#### STATED PROBLEM
How many of the lines below contain the string "Design"? Case counts, so give only the number.

#### SUPPLIED INFORMATION
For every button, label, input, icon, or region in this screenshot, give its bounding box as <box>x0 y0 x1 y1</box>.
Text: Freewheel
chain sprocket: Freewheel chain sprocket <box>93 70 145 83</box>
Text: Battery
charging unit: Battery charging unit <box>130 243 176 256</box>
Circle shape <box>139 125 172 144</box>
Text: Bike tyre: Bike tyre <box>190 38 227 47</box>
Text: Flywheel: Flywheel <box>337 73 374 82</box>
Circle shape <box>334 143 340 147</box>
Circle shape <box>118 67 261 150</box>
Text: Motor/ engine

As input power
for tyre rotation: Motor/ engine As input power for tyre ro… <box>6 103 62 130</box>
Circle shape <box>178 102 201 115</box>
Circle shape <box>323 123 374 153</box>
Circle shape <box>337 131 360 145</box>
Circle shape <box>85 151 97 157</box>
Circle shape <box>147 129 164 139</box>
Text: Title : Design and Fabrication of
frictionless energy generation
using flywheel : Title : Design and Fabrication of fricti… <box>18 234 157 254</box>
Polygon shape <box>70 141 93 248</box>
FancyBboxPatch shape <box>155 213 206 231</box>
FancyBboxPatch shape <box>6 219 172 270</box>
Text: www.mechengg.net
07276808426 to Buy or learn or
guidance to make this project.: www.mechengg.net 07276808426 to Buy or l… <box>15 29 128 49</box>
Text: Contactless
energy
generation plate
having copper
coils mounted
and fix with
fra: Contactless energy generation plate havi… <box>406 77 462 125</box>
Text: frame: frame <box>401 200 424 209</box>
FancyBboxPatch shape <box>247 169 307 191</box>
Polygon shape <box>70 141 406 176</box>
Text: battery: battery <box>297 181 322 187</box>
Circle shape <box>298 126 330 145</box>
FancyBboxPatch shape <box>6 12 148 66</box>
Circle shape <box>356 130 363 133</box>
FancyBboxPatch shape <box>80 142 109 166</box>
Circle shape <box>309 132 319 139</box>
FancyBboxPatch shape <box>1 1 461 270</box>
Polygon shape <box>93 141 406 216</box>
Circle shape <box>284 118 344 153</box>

#### IN RESPONSE
2